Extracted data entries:
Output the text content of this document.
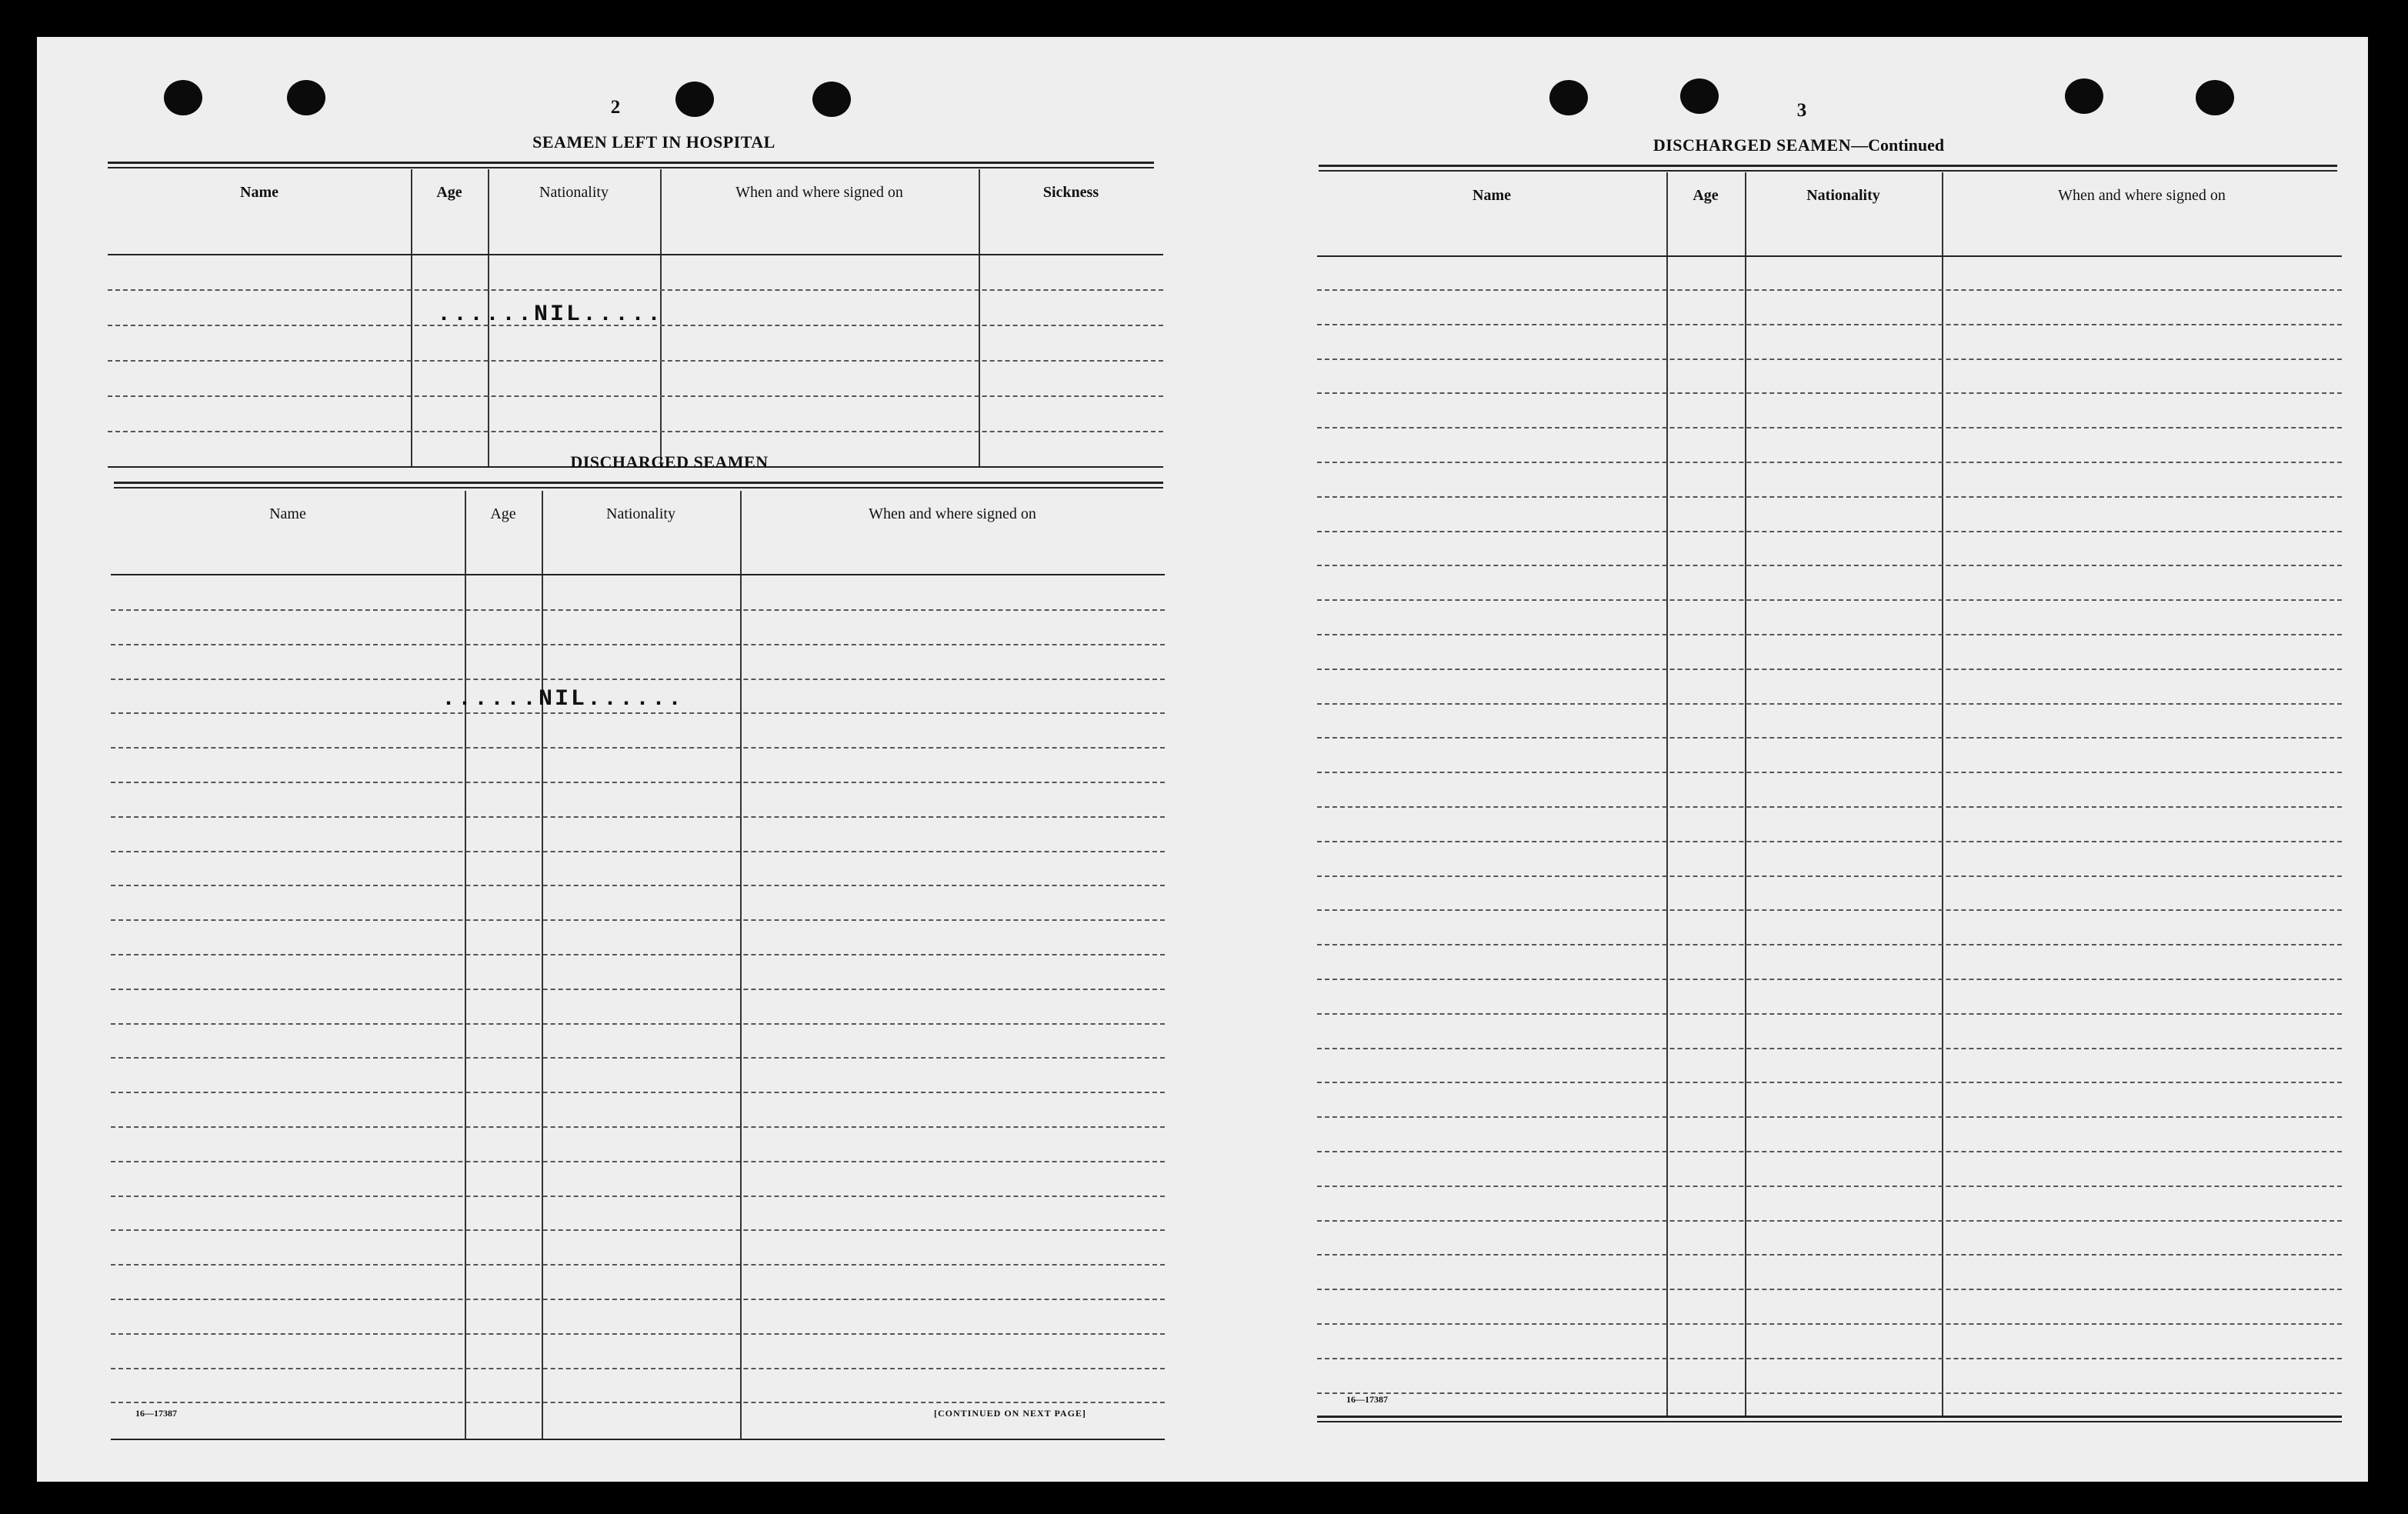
2
SEAMEN LEFT IN HOSPITAL
Name	Age	Nationality	When and where signed on	Sickness
......NIL.....
DISCHARGED SEAMEN
Name	Age	Nationality	When and where signed on
......NIL......
16—17387	[CONTINUED ON NEXT PAGE]
3
DISCHARGED SEAMEN—Continued
Name	Age	Nationality	When and where signed on
16—17387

▶ [Requirements]
Reproduce each line of the records exactly, and omit every picture.

▶ [Exercise answer]
Output the text content of this document.
2
SEAMEN LEFT IN HOSPITAL
Name	Age	Nationality	When and where signed on	Sickness
......NIL.....
DISCHARGED SEAMEN
Name	Age	Nationality	When and where signed on
......NIL......
16—17387	[CONTINUED ON NEXT PAGE]
3
DISCHARGED SEAMEN—Continued
Name	Age	Nationality	When and where signed on
16—17387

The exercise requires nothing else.